Exercise directions: Retype the whole listing below, character for character.

Provided data:
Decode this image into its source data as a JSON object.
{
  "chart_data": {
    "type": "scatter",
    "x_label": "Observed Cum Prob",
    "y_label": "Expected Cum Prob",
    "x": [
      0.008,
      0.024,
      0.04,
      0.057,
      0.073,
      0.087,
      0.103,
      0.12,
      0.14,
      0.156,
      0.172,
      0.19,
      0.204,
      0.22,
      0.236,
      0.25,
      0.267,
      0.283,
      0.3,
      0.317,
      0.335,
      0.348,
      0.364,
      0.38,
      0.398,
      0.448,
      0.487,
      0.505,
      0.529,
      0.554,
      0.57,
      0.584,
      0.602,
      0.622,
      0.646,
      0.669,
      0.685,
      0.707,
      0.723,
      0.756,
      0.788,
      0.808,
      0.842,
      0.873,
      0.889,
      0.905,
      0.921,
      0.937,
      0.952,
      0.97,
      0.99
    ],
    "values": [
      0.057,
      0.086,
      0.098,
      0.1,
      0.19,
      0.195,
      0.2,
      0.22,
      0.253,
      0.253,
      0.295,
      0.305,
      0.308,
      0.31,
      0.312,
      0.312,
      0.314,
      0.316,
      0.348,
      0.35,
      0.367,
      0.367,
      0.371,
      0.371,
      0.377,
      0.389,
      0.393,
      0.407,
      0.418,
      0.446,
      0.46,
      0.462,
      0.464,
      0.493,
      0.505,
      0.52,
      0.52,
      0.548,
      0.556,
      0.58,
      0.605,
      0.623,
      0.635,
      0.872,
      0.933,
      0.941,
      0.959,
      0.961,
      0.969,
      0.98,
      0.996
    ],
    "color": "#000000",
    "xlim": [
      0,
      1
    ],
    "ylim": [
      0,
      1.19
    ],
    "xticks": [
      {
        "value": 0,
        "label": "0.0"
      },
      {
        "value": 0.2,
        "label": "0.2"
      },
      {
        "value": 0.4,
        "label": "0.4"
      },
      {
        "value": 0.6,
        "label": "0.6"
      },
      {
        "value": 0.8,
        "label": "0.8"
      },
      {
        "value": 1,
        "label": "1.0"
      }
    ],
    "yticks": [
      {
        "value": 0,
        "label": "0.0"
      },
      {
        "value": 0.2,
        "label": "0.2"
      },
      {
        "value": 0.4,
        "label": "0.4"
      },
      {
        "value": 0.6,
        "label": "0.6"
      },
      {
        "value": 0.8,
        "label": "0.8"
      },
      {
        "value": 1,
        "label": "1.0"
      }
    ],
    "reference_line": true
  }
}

Correct answer:
Decode this image into its source data as a JSON object.
{
  "chart_data": {
    "type": "scatter",
    "x_label": "Observed Cum Prob",
    "y_label": "Expected Cum Prob",
    "x": [
      0.008,
      0.024,
      0.04,
      0.057,
      0.073,
      0.087,
      0.103,
      0.12,
      0.14,
      0.156,
      0.172,
      0.19,
      0.204,
      0.22,
      0.236,
      0.25,
      0.267,
      0.283,
      0.3,
      0.317,
      0.335,
      0.348,
      0.364,
      0.38,
      0.398,
      0.448,
      0.487,
      0.505,
      0.529,
      0.554,
      0.57,
      0.584,
      0.602,
      0.622,
      0.646,
      0.669,
      0.685,
      0.707,
      0.723,
      0.756,
      0.788,
      0.808,
      0.842,
      0.873,
      0.889,
      0.905,
      0.921,
      0.937,
      0.952,
      0.97,
      0.99
    ],
    "values": [
      0.057,
      0.086,
      0.098,
      0.1,
      0.19,
      0.195,
      0.2,
      0.22,
      0.253,
      0.253,
      0.295,
      0.305,
      0.308,
      0.31,
      0.312,
      0.312,
      0.314,
      0.316,
      0.348,
      0.35,
      0.367,
      0.367,
      0.371,
      0.371,
      0.377,
      0.389,
      0.393,
      0.407,
      0.418,
      0.446,
      0.46,
      0.462,
      0.464,
      0.493,
      0.505,
      0.52,
      0.52,
      0.548,
      0.556,
      0.58,
      0.605,
      0.623,
      0.635,
      0.872,
      0.933,
      0.941,
      0.959,
      0.961,
      0.969,
      0.98,
      0.996
    ],
    "color": "#000000",
    "xlim": [
      0,
      1
    ],
    "ylim": [
      0,
      1.19
    ],
    "xticks": [
      {
        "value": 0,
        "label": "0.0"
      },
      {
        "value": 0.2,
        "label": "0.2"
      },
      {
        "value": 0.4,
        "label": "0.4"
      },
      {
        "value": 0.6,
        "label": "0.6"
      },
      {
        "value": 0.8,
        "label": "0.8"
      },
      {
        "value": 1,
        "label": "1.0"
      }
    ],
    "yticks": [
      {
        "value": 0,
        "label": "0.0"
      },
      {
        "value": 0.2,
        "label": "0.2"
      },
      {
        "value": 0.4,
        "label": "0.4"
      },
      {
        "value": 0.6,
        "label": "0.6"
      },
      {
        "value": 0.8,
        "label": "0.8"
      },
      {
        "value": 1,
        "label": "1.0"
      }
    ],
    "reference_line": true
  }
}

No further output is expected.